**What to do**
Look through the data below. Pick out the lines holding the string "title".
** Start Material for this exercise **
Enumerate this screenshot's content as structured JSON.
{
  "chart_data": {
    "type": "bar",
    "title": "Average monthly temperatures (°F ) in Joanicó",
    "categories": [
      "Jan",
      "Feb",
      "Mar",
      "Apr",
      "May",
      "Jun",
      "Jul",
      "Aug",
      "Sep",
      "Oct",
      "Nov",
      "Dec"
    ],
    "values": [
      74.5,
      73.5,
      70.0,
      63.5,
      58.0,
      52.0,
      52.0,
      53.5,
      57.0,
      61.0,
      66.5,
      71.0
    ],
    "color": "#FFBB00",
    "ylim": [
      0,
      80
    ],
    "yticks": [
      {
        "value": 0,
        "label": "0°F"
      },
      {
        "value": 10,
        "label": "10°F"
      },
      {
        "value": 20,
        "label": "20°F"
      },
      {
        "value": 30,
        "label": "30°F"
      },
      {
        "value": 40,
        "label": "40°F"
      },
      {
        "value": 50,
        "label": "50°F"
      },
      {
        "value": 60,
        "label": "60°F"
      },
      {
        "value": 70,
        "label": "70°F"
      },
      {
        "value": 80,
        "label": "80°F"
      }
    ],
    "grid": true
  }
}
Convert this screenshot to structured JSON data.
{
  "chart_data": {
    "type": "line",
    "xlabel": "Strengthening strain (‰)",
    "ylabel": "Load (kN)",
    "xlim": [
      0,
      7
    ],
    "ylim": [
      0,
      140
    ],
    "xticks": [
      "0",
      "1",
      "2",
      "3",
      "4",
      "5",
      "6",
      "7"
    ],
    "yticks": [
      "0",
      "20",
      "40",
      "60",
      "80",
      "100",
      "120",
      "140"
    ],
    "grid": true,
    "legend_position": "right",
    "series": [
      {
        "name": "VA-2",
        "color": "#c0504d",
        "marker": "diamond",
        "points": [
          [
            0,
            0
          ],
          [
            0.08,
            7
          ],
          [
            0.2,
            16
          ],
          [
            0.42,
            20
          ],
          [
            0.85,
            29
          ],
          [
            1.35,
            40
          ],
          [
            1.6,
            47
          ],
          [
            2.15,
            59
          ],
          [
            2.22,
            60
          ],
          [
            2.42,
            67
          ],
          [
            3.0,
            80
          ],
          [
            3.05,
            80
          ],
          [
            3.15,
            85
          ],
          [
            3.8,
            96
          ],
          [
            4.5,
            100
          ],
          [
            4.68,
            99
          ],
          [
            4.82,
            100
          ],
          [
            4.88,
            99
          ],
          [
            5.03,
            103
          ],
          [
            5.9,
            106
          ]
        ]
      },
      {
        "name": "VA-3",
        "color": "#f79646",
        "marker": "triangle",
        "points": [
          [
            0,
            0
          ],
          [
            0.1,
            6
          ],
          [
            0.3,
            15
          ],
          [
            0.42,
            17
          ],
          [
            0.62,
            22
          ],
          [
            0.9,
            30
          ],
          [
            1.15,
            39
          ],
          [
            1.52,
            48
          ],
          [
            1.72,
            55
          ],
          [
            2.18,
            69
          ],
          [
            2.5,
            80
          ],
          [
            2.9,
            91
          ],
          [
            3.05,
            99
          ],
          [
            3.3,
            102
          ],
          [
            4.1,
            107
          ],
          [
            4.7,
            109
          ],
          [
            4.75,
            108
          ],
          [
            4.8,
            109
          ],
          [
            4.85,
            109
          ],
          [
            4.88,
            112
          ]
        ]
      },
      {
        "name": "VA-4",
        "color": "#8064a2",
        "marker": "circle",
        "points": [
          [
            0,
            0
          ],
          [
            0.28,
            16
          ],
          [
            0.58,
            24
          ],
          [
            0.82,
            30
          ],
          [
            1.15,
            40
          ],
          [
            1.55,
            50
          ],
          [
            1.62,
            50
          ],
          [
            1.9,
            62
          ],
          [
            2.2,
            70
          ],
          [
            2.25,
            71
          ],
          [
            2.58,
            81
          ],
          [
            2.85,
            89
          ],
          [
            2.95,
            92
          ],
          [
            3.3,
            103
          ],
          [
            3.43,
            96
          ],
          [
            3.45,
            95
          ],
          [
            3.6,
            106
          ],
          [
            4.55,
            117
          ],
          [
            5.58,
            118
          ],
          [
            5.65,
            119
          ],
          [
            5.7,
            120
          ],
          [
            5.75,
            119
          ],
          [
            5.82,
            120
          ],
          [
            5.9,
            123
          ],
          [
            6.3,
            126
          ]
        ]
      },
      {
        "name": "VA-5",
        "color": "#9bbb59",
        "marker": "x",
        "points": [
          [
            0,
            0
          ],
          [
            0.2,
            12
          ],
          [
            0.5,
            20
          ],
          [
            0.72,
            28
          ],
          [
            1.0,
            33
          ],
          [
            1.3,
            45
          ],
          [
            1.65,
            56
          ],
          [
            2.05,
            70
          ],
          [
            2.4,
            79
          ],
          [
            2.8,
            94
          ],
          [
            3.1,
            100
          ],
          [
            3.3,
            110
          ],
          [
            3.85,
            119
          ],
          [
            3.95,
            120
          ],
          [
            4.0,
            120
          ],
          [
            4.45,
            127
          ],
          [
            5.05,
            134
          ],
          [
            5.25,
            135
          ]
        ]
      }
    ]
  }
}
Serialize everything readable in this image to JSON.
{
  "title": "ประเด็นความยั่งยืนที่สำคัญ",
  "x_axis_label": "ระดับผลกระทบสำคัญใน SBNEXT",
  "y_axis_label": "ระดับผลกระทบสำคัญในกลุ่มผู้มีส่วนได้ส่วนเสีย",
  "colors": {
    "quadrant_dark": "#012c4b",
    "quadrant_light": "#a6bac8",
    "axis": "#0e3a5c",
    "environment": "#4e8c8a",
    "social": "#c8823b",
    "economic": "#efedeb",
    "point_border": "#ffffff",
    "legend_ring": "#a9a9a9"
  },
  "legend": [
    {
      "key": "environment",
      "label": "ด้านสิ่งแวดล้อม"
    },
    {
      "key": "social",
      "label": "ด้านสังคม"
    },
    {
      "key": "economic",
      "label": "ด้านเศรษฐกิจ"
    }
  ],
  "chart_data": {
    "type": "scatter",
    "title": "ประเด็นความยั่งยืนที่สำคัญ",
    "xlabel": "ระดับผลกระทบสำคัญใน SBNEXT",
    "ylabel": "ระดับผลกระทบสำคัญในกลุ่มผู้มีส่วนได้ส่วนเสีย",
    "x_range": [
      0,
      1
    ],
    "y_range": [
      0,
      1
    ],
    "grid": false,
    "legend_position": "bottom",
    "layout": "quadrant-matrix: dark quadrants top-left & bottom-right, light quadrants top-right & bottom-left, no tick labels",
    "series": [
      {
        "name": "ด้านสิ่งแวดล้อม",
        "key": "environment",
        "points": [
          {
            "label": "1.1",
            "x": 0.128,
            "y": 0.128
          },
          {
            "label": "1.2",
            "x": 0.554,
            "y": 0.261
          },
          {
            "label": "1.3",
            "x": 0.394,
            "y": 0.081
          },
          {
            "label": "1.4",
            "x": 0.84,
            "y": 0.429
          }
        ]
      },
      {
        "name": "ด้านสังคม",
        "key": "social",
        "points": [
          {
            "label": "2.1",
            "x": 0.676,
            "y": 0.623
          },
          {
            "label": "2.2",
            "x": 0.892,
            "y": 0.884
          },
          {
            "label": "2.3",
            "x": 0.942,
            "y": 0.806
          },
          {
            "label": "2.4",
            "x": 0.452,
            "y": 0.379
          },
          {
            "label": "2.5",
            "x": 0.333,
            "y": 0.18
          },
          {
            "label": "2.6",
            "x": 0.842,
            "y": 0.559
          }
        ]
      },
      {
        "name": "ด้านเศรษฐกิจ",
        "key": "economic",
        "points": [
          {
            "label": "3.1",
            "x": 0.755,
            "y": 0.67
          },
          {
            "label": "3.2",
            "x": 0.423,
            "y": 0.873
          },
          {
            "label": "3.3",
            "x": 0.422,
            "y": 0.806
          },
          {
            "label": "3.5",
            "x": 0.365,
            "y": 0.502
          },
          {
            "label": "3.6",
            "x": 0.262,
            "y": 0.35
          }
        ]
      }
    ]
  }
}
** End Material for this exercise **
**Exercise solution**
    "title": "Average monthly temperatures (°F ) in Joanicó",
  "title": "ประเด็นความยั่งยืนที่สำคัญ",
    "title": "ประเด็นความยั่งยืนที่สำคัญ",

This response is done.